━━━━━ INFORMATION PROVIDED
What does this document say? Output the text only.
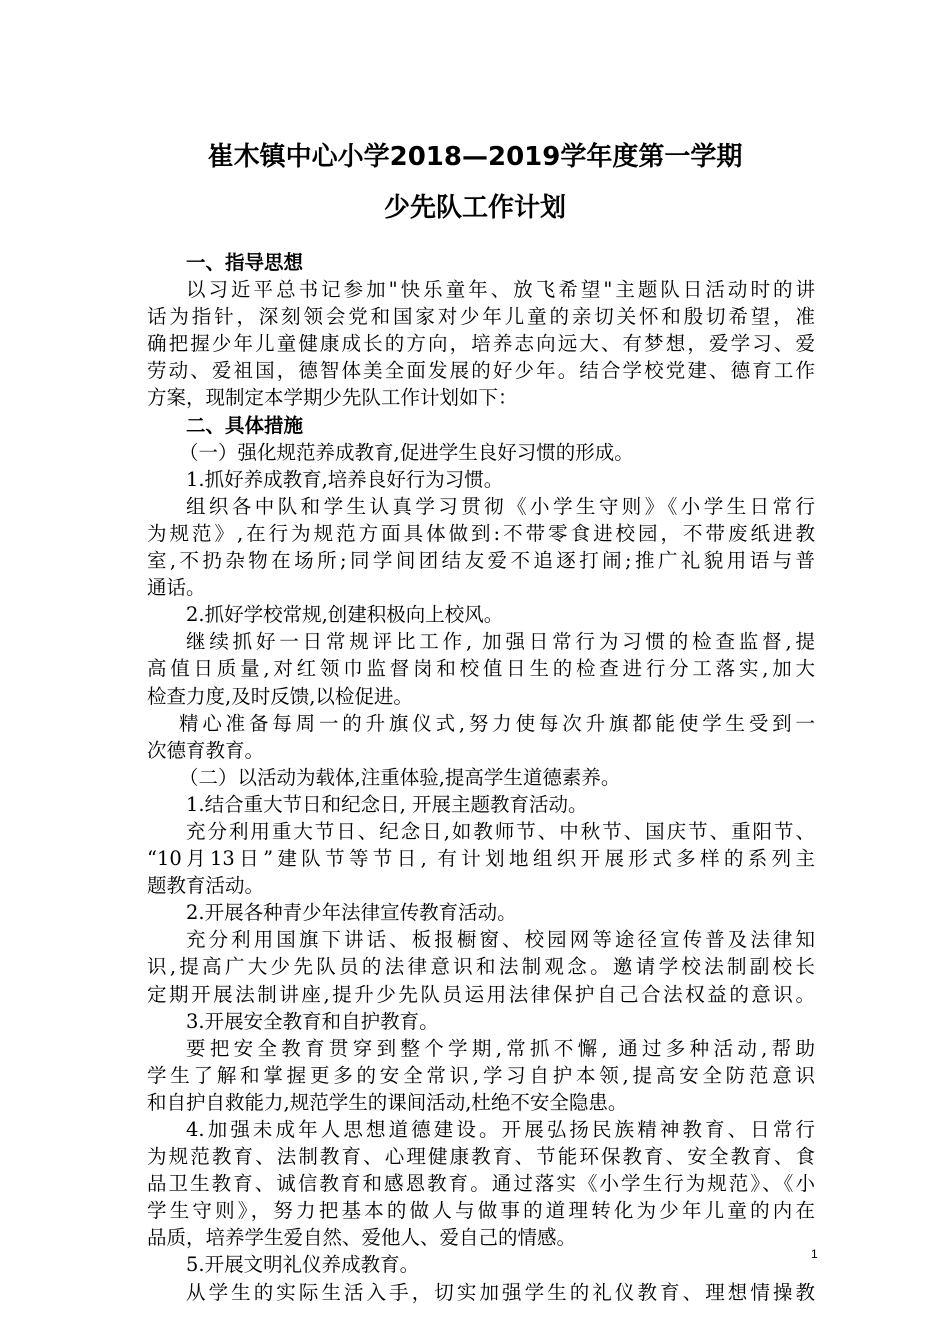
崔木镇中心小学2018—2019学年度第一学期
少先队工作计划
一、指导思想
以习近平总书记参加"快乐童年、放飞希望"主题队日活动时的讲
话为指针，深刻领会党和国家对少年儿童的亲切关怀和殷切希望，准
确把握少年儿童健康成长的方向，培养志向远大、有梦想，爱学习、爱
劳动、爱祖国，德智体美全面发展的好少年。结合学校党建、德育工作
方案，现制定本学期少先队工作计划如下：
二、具体措施
（一）强化规范养成教育,促进学生良好习惯的形成。
1.抓好养成教育,培养良好行为习惯。
组织各中队和学生认真学习贯彻《小学生守则》《小学生日常行
为规范》,在行为规范方面具体做到:不带零食进校园，不带废纸进教
室,不扔杂物在场所;同学间团结友爱不追逐打闹;推广礼貌用语与普
通话。
2.抓好学校常规,创建积极向上校风。
继续抓好一日常规评比工作, 加强日常行为习惯的检查监督,提
高值日质量,对红领巾监督岗和校值日生的检查进行分工落实,加大
检查力度,及时反馈,以检促进。
精心准备每周一的升旗仪式,努力使每次升旗都能使学生受到一
次德育教育。
（二）以活动为载体,注重体验,提高学生道德素养。
1.结合重大节日和纪念日, 开展主题教育活动。
充分利用重大节日、纪念日,如教师节、中秋节、国庆节、重阳节、
“10月13日”建队节等节日, 有计划地组织开展形式多样的系列主
题教育活动。
2.开展各种青少年法律宣传教育活动。
充分利用国旗下讲话、板报橱窗、校园网等途径宣传普及法律知
识,提高广大少先队员的法律意识和法制观念。邀请学校法制副校长
定期开展法制讲座,提升少先队员运用法律保护自己合法权益的意识。
3.开展安全教育和自护教育。
要把安全教育贯穿到整个学期,常抓不懈, 通过多种活动,帮助
学生了解和掌握更多的安全常识,学习自护本领,提高安全防范意识
和自护自救能力,规范学生的课间活动,杜绝不安全隐患。
4.加强未成年人思想道德建设。开展弘扬民族精神教育、日常行
为规范教育、法制教育、心理健康教育、节能环保教育、安全教育、食
品卫生教育、诚信教育和感恩教育。通过落实《小学生行为规范》、《小
学生守则》，努力把基本的做人与做事的道理转化为少年儿童的内在
品质，培养学生爱自然、爱他人、爱自己的情感。
5.开展文明礼仪养成教育。
从学生的实际生活入手，切实加强学生的礼仪教育、理想情操教
1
━━━━━━━━━━
DIRECTIONS — Repeat the listing in full and exactly. Do not include any images.

WRITTEN SOLUTION —
What does this document say? Output the text only.
崔木镇中心小学2018—2019学年度第一学期
少先队工作计划
一、指导思想
以习近平总书记参加"快乐童年、放飞希望"主题队日活动时的讲
话为指针，深刻领会党和国家对少年儿童的亲切关怀和殷切希望，准
确把握少年儿童健康成长的方向，培养志向远大、有梦想，爱学习、爱
劳动、爱祖国，德智体美全面发展的好少年。结合学校党建、德育工作
方案，现制定本学期少先队工作计划如下：
二、具体措施
（一）强化规范养成教育,促进学生良好习惯的形成。
1.抓好养成教育,培养良好行为习惯。
组织各中队和学生认真学习贯彻《小学生守则》《小学生日常行
为规范》,在行为规范方面具体做到:不带零食进校园，不带废纸进教
室,不扔杂物在场所;同学间团结友爱不追逐打闹;推广礼貌用语与普
通话。
2.抓好学校常规,创建积极向上校风。
继续抓好一日常规评比工作, 加强日常行为习惯的检查监督,提
高值日质量,对红领巾监督岗和校值日生的检查进行分工落实,加大
检查力度,及时反馈,以检促进。
精心准备每周一的升旗仪式,努力使每次升旗都能使学生受到一
次德育教育。
（二）以活动为载体,注重体验,提高学生道德素养。
1.结合重大节日和纪念日, 开展主题教育活动。
充分利用重大节日、纪念日,如教师节、中秋节、国庆节、重阳节、
“10月13日”建队节等节日, 有计划地组织开展形式多样的系列主
题教育活动。
2.开展各种青少年法律宣传教育活动。
充分利用国旗下讲话、板报橱窗、校园网等途径宣传普及法律知
识,提高广大少先队员的法律意识和法制观念。邀请学校法制副校长
定期开展法制讲座,提升少先队员运用法律保护自己合法权益的意识。
3.开展安全教育和自护教育。
要把安全教育贯穿到整个学期,常抓不懈, 通过多种活动,帮助
学生了解和掌握更多的安全常识,学习自护本领,提高安全防范意识
和自护自救能力,规范学生的课间活动,杜绝不安全隐患。
4.加强未成年人思想道德建设。开展弘扬民族精神教育、日常行
为规范教育、法制教育、心理健康教育、节能环保教育、安全教育、食
品卫生教育、诚信教育和感恩教育。通过落实《小学生行为规范》、《小
学生守则》，努力把基本的做人与做事的道理转化为少年儿童的内在
品质，培养学生爱自然、爱他人、爱自己的情感。
5.开展文明礼仪养成教育。
从学生的实际生活入手，切实加强学生的礼仪教育、理想情操教
1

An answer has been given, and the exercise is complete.